What you will do —
Transcribe the lines below word for word. Begin at the line that contains "cell-sem7: 第二临床医学院 bbox=[280, 373, 435, 410]" and stop after the line that contains "header-semester-6: 第六学期教学 bbox=[126, 226, 280, 299]".

[Image region annotations]
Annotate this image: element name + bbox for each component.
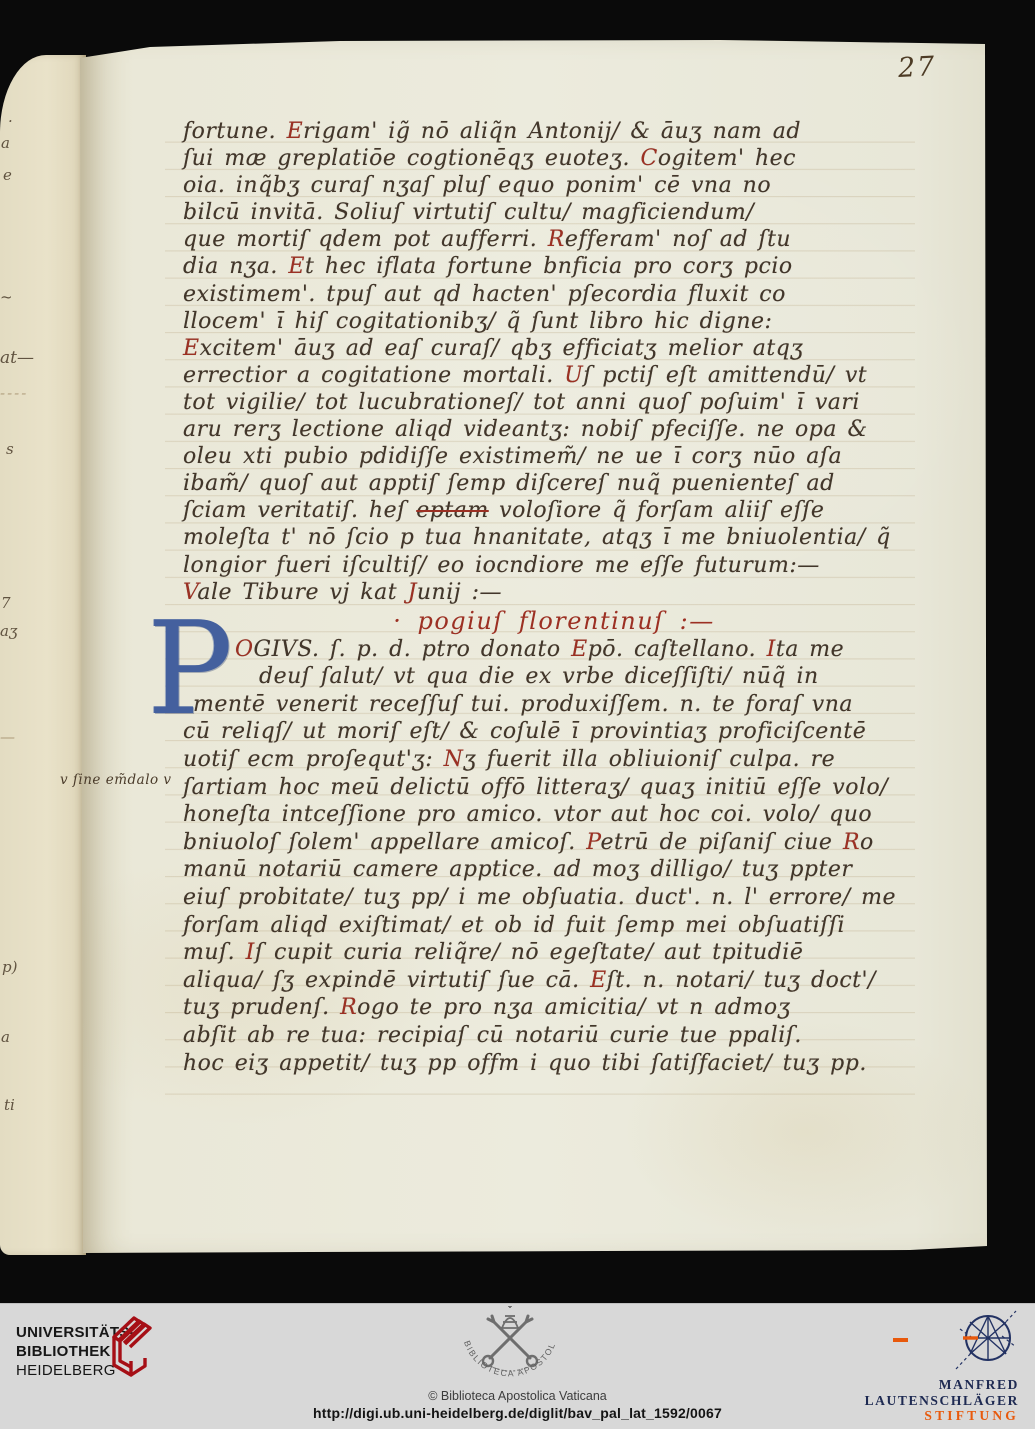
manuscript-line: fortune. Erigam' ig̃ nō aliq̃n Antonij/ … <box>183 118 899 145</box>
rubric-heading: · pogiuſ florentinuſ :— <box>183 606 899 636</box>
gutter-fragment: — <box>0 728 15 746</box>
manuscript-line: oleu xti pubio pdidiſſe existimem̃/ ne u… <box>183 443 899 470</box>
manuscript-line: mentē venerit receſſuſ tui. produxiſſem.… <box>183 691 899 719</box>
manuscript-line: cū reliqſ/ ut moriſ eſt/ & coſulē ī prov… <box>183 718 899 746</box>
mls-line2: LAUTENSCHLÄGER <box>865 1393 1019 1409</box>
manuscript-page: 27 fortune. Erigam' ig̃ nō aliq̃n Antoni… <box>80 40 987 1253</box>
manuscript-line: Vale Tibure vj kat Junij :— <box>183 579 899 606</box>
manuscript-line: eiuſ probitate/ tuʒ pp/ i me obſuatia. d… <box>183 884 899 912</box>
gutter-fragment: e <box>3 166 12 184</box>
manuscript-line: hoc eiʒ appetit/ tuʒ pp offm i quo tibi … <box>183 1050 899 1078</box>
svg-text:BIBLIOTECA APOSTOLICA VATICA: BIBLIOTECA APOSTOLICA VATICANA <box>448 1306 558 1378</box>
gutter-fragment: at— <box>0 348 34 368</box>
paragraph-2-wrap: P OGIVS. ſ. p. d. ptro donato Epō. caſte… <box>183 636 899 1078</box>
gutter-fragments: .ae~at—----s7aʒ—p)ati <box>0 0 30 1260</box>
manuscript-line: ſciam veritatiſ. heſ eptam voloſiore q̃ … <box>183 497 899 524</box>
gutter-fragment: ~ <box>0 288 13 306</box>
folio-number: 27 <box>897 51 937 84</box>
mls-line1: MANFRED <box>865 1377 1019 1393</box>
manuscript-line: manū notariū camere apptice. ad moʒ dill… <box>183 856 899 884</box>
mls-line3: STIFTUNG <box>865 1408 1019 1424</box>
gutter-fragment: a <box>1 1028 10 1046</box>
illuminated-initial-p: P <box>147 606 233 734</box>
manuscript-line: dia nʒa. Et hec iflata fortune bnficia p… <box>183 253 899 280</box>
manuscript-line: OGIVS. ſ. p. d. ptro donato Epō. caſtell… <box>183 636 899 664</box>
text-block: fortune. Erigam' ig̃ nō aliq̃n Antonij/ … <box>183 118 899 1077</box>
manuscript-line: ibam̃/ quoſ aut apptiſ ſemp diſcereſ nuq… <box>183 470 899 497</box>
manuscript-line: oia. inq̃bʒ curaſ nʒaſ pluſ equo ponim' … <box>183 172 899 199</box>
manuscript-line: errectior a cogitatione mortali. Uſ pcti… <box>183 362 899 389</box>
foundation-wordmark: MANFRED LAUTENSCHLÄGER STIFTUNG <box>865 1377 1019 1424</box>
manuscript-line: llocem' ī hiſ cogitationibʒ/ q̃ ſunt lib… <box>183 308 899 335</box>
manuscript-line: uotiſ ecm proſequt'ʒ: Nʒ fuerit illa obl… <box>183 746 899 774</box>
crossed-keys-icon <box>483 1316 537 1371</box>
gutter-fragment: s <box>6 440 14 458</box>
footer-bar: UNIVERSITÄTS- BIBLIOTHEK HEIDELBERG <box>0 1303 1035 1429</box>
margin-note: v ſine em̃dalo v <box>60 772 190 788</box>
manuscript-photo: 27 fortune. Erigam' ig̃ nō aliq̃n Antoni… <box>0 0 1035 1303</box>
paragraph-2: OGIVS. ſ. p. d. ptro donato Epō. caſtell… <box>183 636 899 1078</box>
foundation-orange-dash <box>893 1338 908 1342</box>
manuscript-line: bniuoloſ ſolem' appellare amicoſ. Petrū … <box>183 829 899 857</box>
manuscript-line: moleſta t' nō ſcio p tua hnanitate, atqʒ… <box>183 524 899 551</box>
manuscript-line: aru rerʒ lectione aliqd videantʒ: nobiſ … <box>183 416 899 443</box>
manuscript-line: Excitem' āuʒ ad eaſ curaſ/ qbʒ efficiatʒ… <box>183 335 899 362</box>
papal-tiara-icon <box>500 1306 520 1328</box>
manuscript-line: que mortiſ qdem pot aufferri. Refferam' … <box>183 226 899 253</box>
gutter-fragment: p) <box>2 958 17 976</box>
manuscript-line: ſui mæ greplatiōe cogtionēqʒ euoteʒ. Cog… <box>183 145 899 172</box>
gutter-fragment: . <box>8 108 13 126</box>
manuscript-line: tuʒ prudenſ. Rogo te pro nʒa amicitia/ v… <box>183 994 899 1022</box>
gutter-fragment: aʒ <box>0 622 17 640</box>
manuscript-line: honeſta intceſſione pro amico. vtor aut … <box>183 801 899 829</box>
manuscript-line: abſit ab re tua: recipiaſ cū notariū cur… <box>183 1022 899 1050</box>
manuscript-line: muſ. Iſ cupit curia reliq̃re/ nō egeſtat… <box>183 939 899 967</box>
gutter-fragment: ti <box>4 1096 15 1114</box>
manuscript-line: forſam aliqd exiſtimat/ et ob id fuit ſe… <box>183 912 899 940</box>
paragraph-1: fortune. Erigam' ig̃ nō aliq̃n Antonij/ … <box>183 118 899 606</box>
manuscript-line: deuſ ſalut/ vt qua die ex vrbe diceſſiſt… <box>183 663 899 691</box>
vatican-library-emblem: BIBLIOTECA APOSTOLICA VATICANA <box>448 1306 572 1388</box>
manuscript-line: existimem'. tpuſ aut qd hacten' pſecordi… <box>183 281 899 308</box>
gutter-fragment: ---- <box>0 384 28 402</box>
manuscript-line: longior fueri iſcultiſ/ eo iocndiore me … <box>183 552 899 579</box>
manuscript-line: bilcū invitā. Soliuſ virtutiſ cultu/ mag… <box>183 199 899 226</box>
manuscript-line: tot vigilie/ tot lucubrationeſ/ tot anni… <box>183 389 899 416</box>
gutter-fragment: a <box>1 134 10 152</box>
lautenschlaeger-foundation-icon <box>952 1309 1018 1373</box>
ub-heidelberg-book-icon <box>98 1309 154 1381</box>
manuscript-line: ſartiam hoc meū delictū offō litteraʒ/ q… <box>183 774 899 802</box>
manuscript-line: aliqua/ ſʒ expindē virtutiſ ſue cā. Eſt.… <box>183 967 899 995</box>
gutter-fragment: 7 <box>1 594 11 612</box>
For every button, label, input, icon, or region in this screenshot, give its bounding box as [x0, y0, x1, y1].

--

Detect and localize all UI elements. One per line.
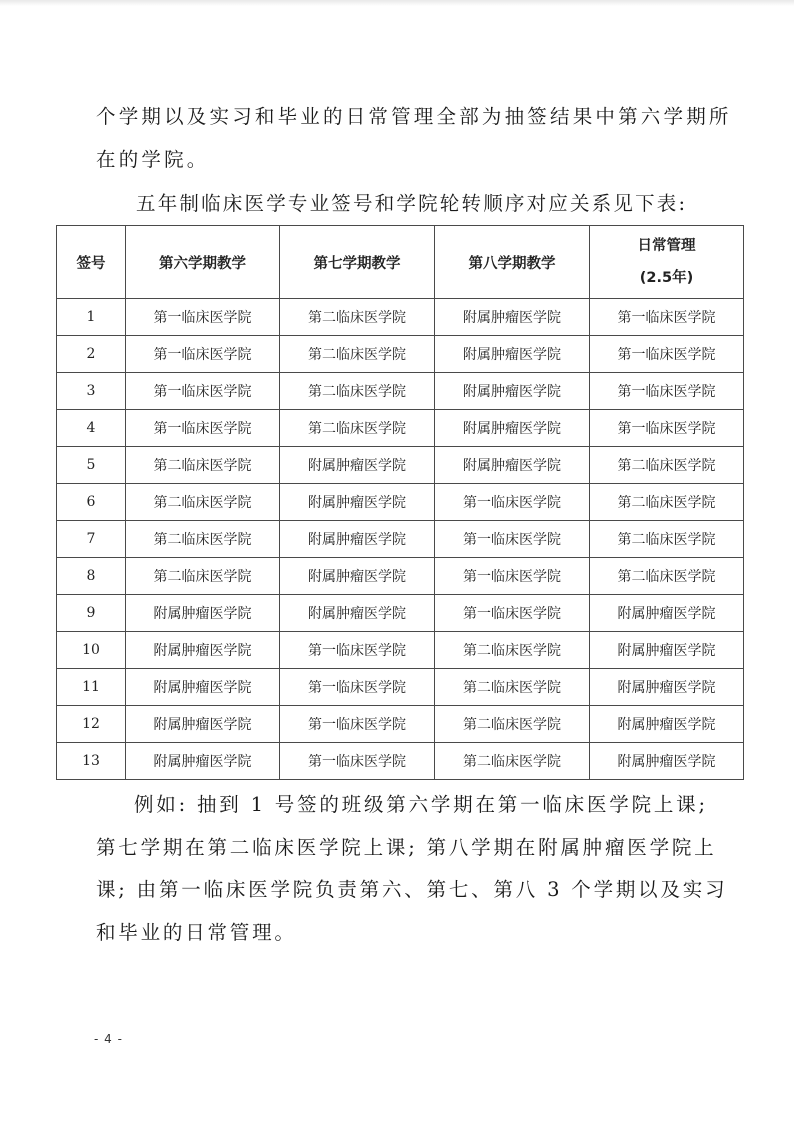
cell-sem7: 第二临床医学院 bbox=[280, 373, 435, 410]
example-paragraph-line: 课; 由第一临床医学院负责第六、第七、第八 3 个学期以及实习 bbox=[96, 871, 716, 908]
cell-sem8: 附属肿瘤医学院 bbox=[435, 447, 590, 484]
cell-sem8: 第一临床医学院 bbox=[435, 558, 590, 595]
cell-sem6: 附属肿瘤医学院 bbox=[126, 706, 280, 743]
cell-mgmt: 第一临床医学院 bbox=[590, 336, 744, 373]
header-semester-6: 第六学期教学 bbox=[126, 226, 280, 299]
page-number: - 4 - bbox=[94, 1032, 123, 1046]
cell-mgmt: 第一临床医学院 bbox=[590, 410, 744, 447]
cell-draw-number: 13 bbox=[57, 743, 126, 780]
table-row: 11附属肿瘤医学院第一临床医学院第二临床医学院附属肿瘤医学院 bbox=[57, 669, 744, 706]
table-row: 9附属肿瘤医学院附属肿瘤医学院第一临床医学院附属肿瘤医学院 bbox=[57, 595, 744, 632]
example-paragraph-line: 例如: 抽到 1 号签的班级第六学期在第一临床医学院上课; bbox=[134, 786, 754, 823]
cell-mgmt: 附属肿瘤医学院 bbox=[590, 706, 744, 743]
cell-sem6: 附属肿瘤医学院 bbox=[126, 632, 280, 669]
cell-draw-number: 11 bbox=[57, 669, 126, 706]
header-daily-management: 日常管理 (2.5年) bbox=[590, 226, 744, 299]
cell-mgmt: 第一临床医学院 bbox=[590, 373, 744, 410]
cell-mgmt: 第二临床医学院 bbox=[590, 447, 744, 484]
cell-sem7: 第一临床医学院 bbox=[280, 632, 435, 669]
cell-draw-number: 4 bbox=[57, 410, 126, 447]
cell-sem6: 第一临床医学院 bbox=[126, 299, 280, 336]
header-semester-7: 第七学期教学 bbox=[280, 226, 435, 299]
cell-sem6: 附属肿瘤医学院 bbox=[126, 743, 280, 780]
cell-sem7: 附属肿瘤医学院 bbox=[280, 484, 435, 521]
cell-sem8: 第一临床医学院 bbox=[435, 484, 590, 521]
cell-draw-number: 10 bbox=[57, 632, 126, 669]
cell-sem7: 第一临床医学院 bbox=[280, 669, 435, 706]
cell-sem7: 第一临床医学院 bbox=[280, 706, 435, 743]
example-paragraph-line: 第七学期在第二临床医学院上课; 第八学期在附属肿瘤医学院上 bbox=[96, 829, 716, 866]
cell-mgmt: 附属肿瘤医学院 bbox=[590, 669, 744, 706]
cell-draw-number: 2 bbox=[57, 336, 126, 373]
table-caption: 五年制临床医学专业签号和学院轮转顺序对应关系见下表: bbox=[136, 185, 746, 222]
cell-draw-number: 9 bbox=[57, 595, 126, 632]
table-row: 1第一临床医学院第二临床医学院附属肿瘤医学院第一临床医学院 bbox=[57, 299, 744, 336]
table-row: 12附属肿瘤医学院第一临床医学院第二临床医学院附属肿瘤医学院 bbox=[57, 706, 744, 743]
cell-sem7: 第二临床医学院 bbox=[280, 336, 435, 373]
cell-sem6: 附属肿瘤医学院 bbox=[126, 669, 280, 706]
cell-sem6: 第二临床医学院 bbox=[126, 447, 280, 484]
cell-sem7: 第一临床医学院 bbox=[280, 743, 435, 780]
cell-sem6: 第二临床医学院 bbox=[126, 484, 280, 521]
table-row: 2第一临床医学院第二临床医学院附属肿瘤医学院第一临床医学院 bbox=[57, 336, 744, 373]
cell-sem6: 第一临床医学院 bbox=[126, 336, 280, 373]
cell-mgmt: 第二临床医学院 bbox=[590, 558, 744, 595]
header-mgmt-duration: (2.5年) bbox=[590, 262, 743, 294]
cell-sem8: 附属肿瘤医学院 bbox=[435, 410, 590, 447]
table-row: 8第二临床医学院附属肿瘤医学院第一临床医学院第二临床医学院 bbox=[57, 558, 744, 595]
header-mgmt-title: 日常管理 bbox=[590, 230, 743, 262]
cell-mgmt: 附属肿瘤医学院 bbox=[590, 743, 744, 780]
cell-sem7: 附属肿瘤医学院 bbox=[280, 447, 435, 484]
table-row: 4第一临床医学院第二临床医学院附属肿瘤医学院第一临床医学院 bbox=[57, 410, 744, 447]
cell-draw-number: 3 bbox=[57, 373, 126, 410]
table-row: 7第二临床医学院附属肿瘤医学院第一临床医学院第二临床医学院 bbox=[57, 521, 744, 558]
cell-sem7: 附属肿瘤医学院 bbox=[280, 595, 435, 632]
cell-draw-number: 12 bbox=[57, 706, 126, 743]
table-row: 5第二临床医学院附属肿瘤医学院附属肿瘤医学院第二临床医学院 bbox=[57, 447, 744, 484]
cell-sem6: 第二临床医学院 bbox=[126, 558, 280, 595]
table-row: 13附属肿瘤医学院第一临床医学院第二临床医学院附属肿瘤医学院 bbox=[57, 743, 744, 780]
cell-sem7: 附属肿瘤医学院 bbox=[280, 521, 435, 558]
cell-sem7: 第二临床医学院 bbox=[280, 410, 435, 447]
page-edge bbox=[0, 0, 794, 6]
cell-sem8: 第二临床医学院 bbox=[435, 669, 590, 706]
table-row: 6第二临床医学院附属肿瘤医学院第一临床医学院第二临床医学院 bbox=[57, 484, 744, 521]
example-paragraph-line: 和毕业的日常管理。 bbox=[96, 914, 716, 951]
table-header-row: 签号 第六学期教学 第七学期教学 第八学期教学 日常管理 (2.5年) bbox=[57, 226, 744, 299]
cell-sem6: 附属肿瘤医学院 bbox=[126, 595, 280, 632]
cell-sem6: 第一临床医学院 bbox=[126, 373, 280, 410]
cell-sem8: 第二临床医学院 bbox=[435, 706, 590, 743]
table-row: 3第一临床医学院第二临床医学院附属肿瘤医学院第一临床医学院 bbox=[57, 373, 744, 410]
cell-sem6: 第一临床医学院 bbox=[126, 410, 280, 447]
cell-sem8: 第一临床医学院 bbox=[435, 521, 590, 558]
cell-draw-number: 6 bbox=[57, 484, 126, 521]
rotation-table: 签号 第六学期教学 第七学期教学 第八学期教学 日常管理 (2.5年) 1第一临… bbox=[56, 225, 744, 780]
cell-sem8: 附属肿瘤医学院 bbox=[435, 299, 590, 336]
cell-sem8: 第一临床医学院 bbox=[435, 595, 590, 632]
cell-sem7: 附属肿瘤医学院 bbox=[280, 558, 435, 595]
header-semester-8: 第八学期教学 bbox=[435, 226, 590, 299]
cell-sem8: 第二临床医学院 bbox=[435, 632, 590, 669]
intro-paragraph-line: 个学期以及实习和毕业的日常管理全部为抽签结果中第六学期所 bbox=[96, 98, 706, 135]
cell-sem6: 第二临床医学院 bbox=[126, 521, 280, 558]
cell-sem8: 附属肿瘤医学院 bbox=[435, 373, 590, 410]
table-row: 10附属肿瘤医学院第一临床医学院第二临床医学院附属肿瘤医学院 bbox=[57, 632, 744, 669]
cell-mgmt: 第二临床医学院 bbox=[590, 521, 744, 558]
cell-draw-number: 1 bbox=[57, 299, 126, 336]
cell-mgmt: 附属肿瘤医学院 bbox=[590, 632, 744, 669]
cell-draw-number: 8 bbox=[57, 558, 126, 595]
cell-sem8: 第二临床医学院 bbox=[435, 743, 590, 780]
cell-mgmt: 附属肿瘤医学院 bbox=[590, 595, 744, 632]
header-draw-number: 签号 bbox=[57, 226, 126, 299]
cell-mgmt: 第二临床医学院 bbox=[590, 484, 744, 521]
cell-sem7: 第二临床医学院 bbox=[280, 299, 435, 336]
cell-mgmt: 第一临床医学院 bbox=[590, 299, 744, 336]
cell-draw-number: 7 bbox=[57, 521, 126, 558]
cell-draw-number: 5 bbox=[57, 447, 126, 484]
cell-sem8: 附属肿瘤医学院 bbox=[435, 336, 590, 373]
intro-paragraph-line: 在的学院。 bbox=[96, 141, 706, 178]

Response to this task —
cell-sem7: 第二临床医学院 bbox=[280, 373, 435, 410]
example-paragraph-line: 课; 由第一临床医学院负责第六、第七、第八 3 个学期以及实习 bbox=[96, 871, 716, 908]
cell-sem8: 附属肿瘤医学院 bbox=[435, 447, 590, 484]
cell-sem8: 第一临床医学院 bbox=[435, 558, 590, 595]
cell-sem6: 附属肿瘤医学院 bbox=[126, 706, 280, 743]
cell-mgmt: 第一临床医学院 bbox=[590, 336, 744, 373]
header-semester-6: 第六学期教学 bbox=[126, 226, 280, 299]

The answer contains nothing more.